EXTRACTED ENTRIES:

──────────

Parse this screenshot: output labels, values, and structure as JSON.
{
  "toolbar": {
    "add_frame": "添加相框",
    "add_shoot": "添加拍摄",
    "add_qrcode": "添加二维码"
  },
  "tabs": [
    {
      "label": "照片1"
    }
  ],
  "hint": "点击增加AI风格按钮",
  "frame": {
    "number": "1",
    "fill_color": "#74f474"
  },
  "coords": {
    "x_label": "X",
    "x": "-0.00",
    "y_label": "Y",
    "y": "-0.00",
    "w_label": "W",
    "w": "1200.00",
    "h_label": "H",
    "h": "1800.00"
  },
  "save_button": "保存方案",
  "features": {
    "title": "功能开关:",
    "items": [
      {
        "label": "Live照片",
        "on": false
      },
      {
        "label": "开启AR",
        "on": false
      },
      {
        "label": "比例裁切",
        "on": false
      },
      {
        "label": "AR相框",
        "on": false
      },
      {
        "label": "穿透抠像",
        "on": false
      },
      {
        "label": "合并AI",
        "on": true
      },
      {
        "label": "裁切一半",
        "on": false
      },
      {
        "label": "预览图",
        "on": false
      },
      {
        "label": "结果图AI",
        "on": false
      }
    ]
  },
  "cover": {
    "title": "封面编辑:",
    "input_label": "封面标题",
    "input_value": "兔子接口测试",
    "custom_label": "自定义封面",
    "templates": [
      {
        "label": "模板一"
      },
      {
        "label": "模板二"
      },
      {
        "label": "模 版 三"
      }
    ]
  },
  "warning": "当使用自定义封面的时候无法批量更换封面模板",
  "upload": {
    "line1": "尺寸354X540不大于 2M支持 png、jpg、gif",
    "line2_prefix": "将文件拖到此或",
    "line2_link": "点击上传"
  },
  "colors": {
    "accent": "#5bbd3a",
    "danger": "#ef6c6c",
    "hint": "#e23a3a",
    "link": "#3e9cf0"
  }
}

──────────

PROBLEM TO WORK ON: Transcribe the whole listing exactly.

SOLUTION TO THE EXERCISE:
Parse this screenshot: output labels, values, and structure as JSON.
{
  "toolbar": {
    "add_frame": "添加相框",
    "add_shoot": "添加拍摄",
    "add_qrcode": "添加二维码"
  },
  "tabs": [
    {
      "label": "照片1"
    }
  ],
  "hint": "点击增加AI风格按钮",
  "frame": {
    "number": "1",
    "fill_color": "#74f474"
  },
  "coords": {
    "x_label": "X",
    "x": "-0.00",
    "y_label": "Y",
    "y": "-0.00",
    "w_label": "W",
    "w": "1200.00",
    "h_label": "H",
    "h": "1800.00"
  },
  "save_button": "保存方案",
  "features": {
    "title": "功能开关:",
    "items": [
      {
        "label": "Live照片",
        "on": false
      },
      {
        "label": "开启AR",
        "on": false
      },
      {
        "label": "比例裁切",
        "on": false
      },
      {
        "label": "AR相框",
        "on": false
      },
      {
        "label": "穿透抠像",
        "on": false
      },
      {
        "label": "合并AI",
        "on": true
      },
      {
        "label": "裁切一半",
        "on": false
      },
      {
        "label": "预览图",
        "on": false
      },
      {
        "label": "结果图AI",
        "on": false
      }
    ]
  },
  "cover": {
    "title": "封面编辑:",
    "input_label": "封面标题",
    "input_value": "兔子接口测试",
    "custom_label": "自定义封面",
    "templates": [
      {
        "label": "模板一"
      },
      {
        "label": "模板二"
      },
      {
        "label": "模 版 三"
      }
    ]
  },
  "warning": "当使用自定义封面的时候无法批量更换封面模板",
  "upload": {
    "line1": "尺寸354X540不大于 2M支持 png、jpg、gif",
    "line2_prefix": "将文件拖到此或",
    "line2_link": "点击上传"
  },
  "colors": {
    "accent": "#5bbd3a",
    "danger": "#ef6c6c",
    "hint": "#e23a3a",
    "link": "#3e9cf0"
  }
}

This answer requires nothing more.